- [OBJECTIVE]: Report every line below that holds the word "mean".

- [DATA FOR PROCESSING]:
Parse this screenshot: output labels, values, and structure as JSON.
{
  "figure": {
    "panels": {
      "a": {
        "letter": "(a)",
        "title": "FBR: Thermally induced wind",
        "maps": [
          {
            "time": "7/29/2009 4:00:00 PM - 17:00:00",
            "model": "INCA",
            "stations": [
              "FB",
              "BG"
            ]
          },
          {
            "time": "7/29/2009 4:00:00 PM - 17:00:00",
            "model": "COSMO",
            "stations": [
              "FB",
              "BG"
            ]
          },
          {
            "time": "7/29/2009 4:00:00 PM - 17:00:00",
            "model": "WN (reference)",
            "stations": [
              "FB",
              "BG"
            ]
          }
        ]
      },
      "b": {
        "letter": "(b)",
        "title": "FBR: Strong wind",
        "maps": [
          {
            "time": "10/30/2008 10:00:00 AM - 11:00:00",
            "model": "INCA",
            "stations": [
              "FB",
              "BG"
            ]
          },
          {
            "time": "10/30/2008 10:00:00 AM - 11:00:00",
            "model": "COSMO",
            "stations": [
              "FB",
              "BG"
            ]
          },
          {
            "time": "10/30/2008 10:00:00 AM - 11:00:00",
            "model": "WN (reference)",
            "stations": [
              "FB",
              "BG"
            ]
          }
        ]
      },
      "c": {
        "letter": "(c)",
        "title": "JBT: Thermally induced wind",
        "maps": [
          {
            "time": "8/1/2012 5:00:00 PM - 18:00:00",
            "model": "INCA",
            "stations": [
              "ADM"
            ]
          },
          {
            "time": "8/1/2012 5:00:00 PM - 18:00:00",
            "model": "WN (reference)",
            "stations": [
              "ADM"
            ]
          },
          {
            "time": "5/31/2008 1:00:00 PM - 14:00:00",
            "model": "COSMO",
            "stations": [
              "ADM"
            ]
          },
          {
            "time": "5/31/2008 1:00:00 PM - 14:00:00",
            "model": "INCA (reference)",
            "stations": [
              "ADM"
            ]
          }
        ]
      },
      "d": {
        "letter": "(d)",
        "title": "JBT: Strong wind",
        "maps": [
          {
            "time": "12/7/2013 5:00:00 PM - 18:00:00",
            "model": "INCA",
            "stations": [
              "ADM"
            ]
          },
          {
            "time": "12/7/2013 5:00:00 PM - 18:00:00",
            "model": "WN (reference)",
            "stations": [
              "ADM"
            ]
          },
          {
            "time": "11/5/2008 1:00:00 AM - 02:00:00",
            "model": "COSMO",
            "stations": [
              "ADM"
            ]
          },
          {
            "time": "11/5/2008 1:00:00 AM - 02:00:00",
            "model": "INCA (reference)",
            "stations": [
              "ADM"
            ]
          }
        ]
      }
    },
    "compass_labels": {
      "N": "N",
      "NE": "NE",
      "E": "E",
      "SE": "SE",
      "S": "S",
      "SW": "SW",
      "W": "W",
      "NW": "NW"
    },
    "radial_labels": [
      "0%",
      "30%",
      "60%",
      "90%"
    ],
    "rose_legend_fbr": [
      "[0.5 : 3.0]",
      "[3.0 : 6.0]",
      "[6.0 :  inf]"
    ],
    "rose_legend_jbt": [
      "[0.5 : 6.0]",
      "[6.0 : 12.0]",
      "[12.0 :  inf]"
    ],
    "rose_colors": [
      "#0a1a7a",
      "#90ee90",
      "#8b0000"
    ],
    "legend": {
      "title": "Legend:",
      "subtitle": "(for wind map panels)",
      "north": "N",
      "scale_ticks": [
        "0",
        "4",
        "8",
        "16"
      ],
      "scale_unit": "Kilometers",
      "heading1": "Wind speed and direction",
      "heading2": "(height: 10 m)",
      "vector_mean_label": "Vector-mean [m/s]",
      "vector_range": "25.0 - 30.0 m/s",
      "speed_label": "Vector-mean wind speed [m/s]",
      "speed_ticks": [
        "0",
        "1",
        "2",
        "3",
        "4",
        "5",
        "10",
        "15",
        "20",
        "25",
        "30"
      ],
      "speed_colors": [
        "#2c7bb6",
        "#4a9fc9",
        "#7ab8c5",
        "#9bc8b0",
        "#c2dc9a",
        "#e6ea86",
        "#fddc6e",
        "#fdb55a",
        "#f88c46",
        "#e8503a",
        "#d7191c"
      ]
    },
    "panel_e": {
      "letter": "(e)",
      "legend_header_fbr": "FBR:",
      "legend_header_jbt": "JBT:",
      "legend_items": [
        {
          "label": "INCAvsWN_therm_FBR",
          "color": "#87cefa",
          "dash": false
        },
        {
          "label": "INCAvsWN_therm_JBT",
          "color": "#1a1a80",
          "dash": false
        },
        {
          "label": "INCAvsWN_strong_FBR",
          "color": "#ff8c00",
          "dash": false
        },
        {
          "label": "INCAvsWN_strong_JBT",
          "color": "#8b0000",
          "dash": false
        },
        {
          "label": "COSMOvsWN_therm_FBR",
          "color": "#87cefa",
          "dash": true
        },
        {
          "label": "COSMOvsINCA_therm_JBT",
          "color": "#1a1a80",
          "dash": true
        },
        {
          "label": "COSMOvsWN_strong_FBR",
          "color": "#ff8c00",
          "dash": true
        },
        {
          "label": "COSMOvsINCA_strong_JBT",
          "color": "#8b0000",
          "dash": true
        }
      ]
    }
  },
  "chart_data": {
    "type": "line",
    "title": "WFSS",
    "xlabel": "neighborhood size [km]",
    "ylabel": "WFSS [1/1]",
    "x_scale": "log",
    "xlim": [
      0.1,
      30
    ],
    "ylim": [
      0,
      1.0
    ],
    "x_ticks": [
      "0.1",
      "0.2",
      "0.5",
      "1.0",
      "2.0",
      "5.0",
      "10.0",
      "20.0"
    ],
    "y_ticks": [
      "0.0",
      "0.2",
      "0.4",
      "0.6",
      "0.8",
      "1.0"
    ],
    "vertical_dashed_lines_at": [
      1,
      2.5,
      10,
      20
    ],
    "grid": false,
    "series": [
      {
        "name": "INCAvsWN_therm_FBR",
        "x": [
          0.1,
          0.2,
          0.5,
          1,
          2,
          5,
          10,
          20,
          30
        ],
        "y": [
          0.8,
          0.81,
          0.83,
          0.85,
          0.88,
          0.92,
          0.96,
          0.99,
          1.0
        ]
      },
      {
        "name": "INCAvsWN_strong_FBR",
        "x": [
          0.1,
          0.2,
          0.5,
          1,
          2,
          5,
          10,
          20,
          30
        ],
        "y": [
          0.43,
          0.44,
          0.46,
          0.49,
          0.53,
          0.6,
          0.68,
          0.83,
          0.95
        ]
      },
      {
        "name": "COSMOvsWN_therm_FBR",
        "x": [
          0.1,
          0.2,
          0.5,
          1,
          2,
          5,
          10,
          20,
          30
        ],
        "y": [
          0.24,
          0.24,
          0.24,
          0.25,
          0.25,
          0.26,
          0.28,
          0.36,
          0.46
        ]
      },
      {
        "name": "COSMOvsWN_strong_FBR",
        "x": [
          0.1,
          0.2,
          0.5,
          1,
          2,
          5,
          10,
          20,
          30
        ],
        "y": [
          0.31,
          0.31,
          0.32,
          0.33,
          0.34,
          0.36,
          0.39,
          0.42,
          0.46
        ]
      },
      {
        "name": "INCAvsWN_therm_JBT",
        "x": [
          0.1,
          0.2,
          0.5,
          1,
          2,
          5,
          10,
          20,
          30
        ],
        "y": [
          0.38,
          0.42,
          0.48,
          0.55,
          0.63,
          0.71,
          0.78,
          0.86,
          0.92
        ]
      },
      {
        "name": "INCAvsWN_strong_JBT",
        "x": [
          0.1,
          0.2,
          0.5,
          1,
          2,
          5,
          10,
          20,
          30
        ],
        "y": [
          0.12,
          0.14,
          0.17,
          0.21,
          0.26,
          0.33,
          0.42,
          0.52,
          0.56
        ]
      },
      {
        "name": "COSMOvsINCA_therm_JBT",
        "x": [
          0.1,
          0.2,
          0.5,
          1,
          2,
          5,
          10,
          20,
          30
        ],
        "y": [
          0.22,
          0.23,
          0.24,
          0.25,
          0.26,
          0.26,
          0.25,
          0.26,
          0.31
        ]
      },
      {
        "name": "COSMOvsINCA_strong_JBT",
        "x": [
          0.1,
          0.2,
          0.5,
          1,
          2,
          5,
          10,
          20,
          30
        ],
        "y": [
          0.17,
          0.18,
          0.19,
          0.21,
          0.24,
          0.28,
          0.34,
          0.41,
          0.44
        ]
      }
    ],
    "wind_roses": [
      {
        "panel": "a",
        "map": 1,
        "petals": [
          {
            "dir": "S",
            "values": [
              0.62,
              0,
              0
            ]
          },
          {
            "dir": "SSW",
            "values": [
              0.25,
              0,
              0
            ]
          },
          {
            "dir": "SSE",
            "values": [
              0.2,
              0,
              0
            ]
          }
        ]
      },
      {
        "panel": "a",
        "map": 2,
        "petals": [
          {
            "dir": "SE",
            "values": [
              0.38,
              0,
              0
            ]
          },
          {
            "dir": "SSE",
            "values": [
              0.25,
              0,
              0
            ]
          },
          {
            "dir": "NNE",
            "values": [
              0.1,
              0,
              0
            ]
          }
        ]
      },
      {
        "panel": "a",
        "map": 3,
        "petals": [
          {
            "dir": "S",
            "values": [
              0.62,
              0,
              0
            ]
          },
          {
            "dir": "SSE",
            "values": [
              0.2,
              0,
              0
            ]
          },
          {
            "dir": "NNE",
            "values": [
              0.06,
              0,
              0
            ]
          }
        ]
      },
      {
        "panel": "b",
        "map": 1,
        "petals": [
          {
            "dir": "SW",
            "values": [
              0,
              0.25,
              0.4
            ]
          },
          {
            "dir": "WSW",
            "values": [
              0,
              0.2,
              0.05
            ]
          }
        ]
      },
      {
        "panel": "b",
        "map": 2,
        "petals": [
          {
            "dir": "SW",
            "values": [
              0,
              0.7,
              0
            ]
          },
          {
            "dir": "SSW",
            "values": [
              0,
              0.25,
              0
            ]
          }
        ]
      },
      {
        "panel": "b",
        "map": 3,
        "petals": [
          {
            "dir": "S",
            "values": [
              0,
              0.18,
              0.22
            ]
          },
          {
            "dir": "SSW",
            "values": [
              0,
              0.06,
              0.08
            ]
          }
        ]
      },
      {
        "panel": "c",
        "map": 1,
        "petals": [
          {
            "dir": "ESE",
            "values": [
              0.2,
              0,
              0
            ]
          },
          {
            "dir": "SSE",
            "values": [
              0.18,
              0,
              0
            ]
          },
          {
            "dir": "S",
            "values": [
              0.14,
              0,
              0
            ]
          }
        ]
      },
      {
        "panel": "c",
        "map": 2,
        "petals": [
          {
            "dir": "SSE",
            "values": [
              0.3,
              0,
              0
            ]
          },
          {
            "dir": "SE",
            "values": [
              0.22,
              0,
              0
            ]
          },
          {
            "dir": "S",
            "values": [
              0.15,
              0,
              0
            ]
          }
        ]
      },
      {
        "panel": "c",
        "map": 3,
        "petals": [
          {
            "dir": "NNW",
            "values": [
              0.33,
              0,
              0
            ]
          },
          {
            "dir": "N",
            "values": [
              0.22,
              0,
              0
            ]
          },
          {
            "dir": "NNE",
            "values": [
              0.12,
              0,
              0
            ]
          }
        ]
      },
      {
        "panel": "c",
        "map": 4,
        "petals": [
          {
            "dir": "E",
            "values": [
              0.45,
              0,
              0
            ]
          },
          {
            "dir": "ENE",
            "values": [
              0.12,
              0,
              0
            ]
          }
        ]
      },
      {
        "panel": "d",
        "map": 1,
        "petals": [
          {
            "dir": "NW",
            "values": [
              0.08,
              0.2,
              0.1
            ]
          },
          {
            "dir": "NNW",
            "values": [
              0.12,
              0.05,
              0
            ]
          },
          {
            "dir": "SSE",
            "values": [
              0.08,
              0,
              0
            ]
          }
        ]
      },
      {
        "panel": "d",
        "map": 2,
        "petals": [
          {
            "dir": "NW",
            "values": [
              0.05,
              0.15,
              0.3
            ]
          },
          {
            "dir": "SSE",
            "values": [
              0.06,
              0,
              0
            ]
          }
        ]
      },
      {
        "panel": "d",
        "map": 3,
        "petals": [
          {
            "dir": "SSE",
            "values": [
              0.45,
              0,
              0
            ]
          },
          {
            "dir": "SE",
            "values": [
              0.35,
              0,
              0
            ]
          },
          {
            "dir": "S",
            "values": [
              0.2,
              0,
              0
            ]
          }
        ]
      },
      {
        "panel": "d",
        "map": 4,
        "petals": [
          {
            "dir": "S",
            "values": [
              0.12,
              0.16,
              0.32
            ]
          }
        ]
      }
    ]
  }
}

- [SOLUTION TO THE EXERCISE]:
      "vector_mean_label": "Vector-mean [m/s]",
      "speed_label": "Vector-mean wind speed [m/s]",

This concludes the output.